Every line below is to be quoted exactly, with nothing added or dropped.

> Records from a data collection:
######

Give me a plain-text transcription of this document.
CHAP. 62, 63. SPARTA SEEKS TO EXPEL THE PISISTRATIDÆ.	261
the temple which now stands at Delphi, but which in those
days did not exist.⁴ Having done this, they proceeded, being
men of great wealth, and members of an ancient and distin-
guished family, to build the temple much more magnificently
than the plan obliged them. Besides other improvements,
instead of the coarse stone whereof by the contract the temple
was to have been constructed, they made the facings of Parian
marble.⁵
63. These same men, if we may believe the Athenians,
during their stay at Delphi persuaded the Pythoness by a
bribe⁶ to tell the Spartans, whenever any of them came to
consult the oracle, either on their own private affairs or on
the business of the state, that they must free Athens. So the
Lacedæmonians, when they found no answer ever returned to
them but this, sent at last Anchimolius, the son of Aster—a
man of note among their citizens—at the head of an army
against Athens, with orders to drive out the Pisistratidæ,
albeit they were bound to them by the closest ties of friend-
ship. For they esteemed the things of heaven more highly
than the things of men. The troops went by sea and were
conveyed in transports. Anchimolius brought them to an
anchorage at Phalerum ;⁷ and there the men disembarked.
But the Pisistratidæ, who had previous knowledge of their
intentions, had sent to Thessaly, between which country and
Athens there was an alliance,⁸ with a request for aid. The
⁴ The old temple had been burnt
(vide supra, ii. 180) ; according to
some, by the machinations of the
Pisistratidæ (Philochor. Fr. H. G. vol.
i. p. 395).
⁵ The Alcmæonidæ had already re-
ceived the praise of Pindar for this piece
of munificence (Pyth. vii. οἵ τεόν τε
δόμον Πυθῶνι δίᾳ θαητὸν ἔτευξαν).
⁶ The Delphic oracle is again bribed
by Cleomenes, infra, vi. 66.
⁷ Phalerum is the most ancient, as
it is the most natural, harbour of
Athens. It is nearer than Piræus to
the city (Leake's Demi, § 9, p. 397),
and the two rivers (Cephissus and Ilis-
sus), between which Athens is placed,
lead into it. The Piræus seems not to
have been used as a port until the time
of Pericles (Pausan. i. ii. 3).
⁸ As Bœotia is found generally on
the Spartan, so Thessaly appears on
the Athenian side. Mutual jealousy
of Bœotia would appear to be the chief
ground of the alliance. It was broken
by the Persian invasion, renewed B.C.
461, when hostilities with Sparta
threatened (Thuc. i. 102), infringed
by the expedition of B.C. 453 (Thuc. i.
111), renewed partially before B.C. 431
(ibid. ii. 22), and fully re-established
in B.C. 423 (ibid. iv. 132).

######

> Output of the task:
Give me a plain-text transcription of this document.
CHAP. 62, 63. SPARTA SEEKS TO EXPEL THE PISISTRATIDÆ.	261
the temple which now stands at Delphi, but which in those
days did not exist.⁴ Having done this, they proceeded, being
men of great wealth, and members of an ancient and distin-
guished family, to build the temple much more magnificently
than the plan obliged them. Besides other improvements,
instead of the coarse stone whereof by the contract the temple
was to have been constructed, they made the facings of Parian
marble.⁵
63. These same men, if we may believe the Athenians,
during their stay at Delphi persuaded the Pythoness by a
bribe⁶ to tell the Spartans, whenever any of them came to
consult the oracle, either on their own private affairs or on
the business of the state, that they must free Athens. So the
Lacedæmonians, when they found no answer ever returned to
them but this, sent at last Anchimolius, the son of Aster—a
man of note among their citizens—at the head of an army
against Athens, with orders to drive out the Pisistratidæ,
albeit they were bound to them by the closest ties of friend-
ship. For they esteemed the things of heaven more highly
than the things of men. The troops went by sea and were
conveyed in transports. Anchimolius brought them to an
anchorage at Phalerum ;⁷ and there the men disembarked.
But the Pisistratidæ, who had previous knowledge of their
intentions, had sent to Thessaly, between which country and
Athens there was an alliance,⁸ with a request for aid. The
⁴ The old temple had been burnt
(vide supra, ii. 180) ; according to
some, by the machinations of the
Pisistratidæ (Philochor. Fr. H. G. vol.
i. p. 395).
⁵ The Alcmæonidæ had already re-
ceived the praise of Pindar for this piece
of munificence (Pyth. vii. οἵ τεόν τε
δόμον Πυθῶνι δίᾳ θαητὸν ἔτευξαν).
⁶ The Delphic oracle is again bribed
by Cleomenes, infra, vi. 66.
⁷ Phalerum is the most ancient, as
it is the most natural, harbour of
Athens. It is nearer than Piræus to
the city (Leake's Demi, § 9, p. 397),
and the two rivers (Cephissus and Ilis-
sus), between which Athens is placed,
lead into it. The Piræus seems not to
have been used as a port until the time
of Pericles (Pausan. i. ii. 3).
⁸ As Bœotia is found generally on
the Spartan, so Thessaly appears on
the Athenian side. Mutual jealousy
of Bœotia would appear to be the chief
ground of the alliance. It was broken
by the Persian invasion, renewed B.C.
461, when hostilities with Sparta
threatened (Thuc. i. 102), infringed
by the expedition of B.C. 453 (Thuc. i.
111), renewed partially before B.C. 431
(ibid. ii. 22), and fully re-established
in B.C. 423 (ibid. iv. 132).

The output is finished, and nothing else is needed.